━━━━━ Data shown

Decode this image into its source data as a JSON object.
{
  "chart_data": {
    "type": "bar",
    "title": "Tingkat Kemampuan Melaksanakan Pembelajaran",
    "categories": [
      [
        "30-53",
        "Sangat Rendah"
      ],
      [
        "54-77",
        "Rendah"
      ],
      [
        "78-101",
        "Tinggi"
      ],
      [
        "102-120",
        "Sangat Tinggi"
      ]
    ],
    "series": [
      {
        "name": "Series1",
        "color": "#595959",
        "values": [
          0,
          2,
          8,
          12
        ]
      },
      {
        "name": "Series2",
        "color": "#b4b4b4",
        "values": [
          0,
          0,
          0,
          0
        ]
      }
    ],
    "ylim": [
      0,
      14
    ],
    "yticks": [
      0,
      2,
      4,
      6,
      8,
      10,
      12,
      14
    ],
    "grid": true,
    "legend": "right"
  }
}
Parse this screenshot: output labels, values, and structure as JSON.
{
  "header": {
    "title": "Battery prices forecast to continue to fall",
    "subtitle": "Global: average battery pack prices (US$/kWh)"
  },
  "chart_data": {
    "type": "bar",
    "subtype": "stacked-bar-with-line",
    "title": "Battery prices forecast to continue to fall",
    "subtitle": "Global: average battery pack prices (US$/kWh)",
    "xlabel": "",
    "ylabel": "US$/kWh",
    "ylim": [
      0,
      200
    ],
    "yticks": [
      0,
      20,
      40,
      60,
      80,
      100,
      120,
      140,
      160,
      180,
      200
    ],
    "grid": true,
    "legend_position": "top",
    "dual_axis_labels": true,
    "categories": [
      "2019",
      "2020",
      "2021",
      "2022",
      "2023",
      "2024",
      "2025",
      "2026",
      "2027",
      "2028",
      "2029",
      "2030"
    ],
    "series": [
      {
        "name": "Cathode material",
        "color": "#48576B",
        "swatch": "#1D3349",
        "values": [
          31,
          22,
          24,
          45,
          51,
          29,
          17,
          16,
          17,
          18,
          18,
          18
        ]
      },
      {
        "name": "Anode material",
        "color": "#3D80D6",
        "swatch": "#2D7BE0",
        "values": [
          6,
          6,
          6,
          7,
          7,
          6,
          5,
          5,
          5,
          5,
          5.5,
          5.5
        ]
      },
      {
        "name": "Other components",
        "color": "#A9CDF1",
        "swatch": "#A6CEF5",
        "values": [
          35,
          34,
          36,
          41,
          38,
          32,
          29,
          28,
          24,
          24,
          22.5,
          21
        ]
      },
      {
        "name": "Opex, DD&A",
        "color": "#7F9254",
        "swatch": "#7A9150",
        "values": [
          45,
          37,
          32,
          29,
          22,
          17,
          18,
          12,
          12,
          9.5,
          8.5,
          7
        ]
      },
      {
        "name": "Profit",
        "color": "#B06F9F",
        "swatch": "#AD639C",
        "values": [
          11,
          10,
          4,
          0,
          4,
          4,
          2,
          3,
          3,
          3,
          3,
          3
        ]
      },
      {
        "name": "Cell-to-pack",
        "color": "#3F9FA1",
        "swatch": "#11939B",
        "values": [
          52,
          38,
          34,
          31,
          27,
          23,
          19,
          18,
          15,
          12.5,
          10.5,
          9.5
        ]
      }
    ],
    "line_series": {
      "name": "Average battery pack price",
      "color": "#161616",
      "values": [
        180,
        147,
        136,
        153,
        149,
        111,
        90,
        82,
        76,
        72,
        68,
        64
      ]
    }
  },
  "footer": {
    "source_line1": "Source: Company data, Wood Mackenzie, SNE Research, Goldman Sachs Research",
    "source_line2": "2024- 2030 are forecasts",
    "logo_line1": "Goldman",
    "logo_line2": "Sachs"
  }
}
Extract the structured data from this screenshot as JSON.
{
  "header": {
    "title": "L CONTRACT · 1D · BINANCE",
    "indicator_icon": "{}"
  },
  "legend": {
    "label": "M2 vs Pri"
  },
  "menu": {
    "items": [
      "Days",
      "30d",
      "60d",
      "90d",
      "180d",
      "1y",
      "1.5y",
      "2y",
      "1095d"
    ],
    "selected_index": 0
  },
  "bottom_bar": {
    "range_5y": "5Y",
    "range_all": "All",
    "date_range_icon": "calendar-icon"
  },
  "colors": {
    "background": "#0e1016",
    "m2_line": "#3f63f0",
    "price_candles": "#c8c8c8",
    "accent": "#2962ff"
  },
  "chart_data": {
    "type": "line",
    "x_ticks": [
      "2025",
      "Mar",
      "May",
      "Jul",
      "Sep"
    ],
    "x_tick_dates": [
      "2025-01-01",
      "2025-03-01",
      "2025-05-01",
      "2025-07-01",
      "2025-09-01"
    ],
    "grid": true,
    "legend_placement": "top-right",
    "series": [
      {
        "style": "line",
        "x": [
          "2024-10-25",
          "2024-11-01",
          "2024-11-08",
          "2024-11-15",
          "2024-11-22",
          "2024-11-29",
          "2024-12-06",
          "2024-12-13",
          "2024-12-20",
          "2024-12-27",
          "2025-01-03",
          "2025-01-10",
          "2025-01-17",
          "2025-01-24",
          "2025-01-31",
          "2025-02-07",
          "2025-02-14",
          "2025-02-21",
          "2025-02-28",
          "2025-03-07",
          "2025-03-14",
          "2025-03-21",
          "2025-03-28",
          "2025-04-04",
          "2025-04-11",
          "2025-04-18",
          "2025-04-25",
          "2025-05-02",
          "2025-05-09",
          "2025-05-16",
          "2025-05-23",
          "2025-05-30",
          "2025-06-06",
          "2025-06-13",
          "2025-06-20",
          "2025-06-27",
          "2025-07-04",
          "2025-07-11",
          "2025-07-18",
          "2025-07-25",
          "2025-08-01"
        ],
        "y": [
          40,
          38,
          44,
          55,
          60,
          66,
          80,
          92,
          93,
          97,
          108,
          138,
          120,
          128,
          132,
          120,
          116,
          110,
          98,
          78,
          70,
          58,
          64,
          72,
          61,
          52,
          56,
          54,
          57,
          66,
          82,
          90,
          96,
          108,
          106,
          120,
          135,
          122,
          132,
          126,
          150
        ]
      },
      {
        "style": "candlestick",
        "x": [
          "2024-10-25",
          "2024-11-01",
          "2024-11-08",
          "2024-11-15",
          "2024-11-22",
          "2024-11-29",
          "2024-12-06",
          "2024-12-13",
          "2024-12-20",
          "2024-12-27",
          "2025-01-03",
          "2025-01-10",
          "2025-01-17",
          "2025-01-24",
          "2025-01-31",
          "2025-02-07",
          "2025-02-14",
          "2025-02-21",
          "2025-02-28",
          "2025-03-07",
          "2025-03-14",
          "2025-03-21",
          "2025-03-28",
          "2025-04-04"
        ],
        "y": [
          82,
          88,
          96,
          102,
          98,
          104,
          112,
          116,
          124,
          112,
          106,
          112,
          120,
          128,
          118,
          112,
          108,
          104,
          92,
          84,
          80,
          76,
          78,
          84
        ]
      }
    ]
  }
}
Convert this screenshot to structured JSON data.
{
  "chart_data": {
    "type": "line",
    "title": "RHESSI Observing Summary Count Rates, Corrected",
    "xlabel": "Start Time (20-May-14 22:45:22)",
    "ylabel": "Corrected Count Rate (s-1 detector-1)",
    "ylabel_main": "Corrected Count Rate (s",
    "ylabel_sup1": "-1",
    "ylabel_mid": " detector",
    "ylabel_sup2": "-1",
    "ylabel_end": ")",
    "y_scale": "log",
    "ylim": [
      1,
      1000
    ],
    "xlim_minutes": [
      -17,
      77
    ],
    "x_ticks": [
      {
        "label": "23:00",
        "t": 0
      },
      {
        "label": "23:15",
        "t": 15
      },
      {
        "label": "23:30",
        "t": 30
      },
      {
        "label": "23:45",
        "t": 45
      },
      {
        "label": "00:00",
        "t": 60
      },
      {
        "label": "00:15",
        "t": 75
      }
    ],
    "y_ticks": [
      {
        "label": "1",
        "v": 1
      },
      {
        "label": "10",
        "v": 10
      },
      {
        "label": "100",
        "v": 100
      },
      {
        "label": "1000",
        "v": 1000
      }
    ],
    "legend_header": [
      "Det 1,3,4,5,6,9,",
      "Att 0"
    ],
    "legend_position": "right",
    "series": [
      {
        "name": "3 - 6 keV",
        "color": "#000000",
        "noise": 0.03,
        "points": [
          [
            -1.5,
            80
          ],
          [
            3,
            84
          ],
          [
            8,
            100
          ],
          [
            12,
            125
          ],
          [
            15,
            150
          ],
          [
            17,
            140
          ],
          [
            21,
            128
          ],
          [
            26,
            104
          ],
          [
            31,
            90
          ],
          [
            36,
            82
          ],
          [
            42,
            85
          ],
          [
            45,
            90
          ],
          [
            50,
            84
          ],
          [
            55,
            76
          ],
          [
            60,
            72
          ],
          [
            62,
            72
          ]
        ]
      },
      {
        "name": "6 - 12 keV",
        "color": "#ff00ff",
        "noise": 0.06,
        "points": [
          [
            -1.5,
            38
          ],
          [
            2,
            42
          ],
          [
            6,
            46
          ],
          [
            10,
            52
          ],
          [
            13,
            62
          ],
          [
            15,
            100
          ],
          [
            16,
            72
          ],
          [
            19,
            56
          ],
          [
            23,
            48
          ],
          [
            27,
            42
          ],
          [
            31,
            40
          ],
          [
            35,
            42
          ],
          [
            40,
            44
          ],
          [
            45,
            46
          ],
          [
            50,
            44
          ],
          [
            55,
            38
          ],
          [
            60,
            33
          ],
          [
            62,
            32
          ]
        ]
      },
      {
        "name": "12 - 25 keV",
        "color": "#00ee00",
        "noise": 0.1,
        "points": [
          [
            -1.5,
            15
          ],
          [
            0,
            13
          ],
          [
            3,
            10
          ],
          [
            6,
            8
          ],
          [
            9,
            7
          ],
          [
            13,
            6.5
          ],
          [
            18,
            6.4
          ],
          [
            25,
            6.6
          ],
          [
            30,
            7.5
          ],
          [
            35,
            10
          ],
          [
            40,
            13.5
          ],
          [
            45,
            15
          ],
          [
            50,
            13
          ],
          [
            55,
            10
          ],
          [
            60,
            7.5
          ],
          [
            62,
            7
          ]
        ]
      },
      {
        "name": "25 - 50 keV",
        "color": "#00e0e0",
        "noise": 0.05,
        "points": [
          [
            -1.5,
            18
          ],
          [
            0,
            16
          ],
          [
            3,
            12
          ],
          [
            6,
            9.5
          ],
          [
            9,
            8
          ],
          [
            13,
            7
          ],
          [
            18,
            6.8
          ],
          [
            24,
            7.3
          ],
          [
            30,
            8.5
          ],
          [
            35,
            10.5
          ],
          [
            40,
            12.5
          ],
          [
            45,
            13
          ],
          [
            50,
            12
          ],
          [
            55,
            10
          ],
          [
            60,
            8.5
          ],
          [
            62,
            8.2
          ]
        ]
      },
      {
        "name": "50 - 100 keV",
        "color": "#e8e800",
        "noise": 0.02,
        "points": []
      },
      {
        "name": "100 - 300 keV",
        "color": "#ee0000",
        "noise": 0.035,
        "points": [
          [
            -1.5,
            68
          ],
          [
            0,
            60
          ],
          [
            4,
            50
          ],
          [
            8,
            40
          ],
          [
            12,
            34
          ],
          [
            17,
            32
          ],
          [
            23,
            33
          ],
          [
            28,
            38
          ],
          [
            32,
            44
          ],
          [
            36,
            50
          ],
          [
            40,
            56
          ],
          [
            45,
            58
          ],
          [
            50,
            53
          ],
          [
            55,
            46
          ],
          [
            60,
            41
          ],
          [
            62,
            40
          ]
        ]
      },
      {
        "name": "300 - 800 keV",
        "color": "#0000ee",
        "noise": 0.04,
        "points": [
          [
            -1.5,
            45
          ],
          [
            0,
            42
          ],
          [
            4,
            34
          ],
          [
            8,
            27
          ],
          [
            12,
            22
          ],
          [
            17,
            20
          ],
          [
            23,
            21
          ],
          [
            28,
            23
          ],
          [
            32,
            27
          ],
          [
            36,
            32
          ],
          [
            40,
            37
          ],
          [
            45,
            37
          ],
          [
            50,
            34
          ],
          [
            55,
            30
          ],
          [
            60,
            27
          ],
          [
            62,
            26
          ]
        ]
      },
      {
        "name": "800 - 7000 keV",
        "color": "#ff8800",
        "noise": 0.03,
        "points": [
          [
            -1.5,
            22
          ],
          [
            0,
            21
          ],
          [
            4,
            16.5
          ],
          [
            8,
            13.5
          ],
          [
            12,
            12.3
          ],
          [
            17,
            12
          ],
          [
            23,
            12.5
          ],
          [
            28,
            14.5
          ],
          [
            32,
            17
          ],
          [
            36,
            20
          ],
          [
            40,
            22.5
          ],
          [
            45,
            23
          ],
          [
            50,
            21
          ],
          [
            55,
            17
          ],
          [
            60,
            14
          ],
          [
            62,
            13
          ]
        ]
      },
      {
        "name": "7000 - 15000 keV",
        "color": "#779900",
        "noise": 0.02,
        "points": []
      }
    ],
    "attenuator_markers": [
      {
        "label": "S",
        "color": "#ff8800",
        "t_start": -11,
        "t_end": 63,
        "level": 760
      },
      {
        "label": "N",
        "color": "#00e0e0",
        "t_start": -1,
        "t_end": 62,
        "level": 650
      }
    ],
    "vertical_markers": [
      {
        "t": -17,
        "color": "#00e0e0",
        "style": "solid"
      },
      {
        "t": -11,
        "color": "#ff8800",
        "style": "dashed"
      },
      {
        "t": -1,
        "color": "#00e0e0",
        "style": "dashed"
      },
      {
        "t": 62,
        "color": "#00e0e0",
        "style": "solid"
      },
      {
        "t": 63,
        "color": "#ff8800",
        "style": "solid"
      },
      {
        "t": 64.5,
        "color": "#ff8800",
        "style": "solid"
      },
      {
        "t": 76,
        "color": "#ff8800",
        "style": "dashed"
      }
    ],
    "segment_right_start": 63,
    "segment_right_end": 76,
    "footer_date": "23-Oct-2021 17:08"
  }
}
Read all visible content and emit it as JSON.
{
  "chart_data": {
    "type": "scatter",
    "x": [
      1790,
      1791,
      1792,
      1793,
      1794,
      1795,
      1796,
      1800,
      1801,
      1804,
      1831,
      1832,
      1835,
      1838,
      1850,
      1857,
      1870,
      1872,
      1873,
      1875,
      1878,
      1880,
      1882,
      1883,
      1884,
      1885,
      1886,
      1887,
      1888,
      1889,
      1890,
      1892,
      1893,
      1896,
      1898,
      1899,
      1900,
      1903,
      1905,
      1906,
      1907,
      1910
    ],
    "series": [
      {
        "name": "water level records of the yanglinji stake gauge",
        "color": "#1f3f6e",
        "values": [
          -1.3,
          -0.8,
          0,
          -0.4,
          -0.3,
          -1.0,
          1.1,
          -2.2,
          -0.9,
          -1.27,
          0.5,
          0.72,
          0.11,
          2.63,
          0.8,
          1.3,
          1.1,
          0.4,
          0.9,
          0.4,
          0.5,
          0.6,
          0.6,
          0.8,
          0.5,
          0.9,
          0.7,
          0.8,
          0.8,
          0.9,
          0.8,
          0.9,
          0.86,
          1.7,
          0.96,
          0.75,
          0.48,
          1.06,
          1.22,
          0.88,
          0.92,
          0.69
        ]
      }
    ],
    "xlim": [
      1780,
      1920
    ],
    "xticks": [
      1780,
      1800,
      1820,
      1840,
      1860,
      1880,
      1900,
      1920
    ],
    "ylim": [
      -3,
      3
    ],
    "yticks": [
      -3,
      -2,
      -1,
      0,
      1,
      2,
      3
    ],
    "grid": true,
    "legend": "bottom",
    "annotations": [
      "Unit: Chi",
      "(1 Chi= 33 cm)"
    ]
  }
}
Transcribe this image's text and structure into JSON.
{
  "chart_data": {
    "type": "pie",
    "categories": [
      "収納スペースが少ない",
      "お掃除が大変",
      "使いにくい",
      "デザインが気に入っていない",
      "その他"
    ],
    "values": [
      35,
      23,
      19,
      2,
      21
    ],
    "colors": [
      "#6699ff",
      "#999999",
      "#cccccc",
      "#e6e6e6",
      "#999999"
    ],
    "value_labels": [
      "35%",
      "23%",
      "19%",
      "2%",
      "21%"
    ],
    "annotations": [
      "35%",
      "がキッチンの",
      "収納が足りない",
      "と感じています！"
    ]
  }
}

━━━━━━━━━━

*Short problem*.
Transcribe, word for word, every line from the one containing "Transcribe this image's" through the final line of the entries, and nothing else.

*Response for this exercise*.
Transcribe this image's text and structure into JSON.
{
  "chart_data": {
    "type": "pie",
    "categories": [
      "収納スペースが少ない",
      "お掃除が大変",
      "使いにくい",
      "デザインが気に入っていない",
      "その他"
    ],
    "values": [
      35,
      23,
      19,
      2,
      21
    ],
    "colors": [
      "#6699ff",
      "#999999",
      "#cccccc",
      "#e6e6e6",
      "#999999"
    ],
    "value_labels": [
      "35%",
      "23%",
      "19%",
      "2%",
      "21%"
    ],
    "annotations": [
      "35%",
      "がキッチンの",
      "収納が足りない",
      "と感じています！"
    ]
  }
}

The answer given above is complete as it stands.